━━━━━ Texte source ━━━━━

Le porte-parole a également fait référence à l’investissement actuellement dormant de la Chine dans un projet de développement d’une mine de cuivre dans le pays. « Nous avons aussi de riches mines de cuivre qui, grâce aux Chinois, vont pouvoir revenir à la vie et être modernisées », a déclaré M. Mujahid.

La Chine, a-t-il ajouté, « est notre porte d’entrée vers les marchés du monde entier ».

(À gauche) : le ministre chinois des Affaires étrangères Wang Yi s’exprime lors du Forum de Lanting à Pékin, le 25 juin 2021. (À droite) : Le chef de l’équipe de négociation des talibans, le mollah Abdul Ghani Baradar, regarde la déclaration finale des pourparlers de paix entre le gouvernement afghan et les talibans à Doha, au Qatar, le 18 juillet 2021. (Jade Gao, Karim Jaafar/AFP via Getty Images)

Les talibans ont exprimé leur enthousiasme à l’égard de la participation au projet avec le gouvernement chinois lors d’un appel avec le ministre adjoint des Affaires étrangères chinois, Wu Jianghao, le 2 septembre.

━━━━━

» Consignes:
**a.** Recopiez le passage du texte sur la Chine et les talibans qui commence aux mots « Le porte-parole a » et se termine après « via Getty Images) », en remplaçant « cuivre » par « fer ».
**b.** Condensez le paragraphe du texte sur la Chine et les talibans qui s'ouvre sur « Le porte-parole a également fait référence » en une version plus courte qui garde l'essentiel des faits.

━━━━━ Données ━━━━━

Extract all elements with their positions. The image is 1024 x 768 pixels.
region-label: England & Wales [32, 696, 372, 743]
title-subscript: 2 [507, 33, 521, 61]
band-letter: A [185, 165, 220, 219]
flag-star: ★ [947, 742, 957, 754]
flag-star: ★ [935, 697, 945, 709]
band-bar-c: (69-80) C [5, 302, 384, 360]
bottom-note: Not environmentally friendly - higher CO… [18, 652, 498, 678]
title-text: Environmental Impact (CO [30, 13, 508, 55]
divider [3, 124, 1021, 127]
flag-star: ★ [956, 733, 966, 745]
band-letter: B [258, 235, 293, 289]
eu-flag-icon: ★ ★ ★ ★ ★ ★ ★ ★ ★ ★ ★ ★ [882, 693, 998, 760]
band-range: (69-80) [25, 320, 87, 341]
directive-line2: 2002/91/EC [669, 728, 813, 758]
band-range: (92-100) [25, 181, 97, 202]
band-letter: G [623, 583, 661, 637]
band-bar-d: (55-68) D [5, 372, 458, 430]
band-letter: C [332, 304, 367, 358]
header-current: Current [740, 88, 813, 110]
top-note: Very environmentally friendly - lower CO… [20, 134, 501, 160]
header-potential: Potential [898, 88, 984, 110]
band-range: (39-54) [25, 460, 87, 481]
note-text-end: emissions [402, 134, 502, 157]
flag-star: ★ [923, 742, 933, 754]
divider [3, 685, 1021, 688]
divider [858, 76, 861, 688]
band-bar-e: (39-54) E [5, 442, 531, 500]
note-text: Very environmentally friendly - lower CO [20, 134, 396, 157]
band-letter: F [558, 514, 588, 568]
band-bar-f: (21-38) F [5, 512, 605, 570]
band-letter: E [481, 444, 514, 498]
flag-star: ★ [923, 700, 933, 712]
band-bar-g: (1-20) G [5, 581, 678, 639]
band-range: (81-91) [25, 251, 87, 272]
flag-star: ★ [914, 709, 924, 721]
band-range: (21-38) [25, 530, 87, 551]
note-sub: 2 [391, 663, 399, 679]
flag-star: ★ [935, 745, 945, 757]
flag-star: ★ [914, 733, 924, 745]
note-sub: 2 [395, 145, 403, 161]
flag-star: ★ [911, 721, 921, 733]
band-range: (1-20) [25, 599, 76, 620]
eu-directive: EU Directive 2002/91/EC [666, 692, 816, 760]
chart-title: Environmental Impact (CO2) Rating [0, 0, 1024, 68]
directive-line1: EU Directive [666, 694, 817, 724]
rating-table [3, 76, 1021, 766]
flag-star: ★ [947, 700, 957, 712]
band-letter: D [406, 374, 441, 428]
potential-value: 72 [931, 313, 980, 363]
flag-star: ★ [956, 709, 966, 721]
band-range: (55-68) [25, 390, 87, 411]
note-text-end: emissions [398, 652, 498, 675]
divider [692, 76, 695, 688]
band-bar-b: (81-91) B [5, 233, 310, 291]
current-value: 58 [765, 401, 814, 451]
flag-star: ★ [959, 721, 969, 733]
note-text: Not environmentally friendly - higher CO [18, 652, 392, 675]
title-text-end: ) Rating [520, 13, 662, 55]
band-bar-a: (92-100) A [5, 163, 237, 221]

━━━━━

» Corrigé:
**a.**
Le porte-parole a également fait référence à l’investissement actuellement dormant de la Chine dans un projet de développement d’une mine de fer dans le pays. « Nous avons aussi de riches mines de fer qui, grâce aux Chinois, vont pouvoir revenir à la vie et être modernisées », a déclaré M. Mujahid.

La Chine, a-t-il ajouté, « est notre porte d’entrée vers les marchés du monde entier ».

(À gauche) : le ministre chinois des Affaires étrangères Wang Yi s’exprime lors du Forum de Lanting à Pékin, le 25 juin 2021. (À droite) : Le chef de l’équipe de négociation des talibans, le mollah Abdul Ghani Baradar, regarde la déclaration finale des pourparlers de paix entre le gouvernement afghan et les talibans à Doha, au Qatar, le 18 juillet 2021. (Jade Gao, Karim Jaafar/AFP via Getty Images)

**b.** M. Mujahid, le porte-parole, a évoqué l'investissement chinois, actuellement dormant, dans un projet de mine de cuivre du pays. Selon lui, grâce aux Chinois, les riches mines de cuivre pourront revivre et être modernisées.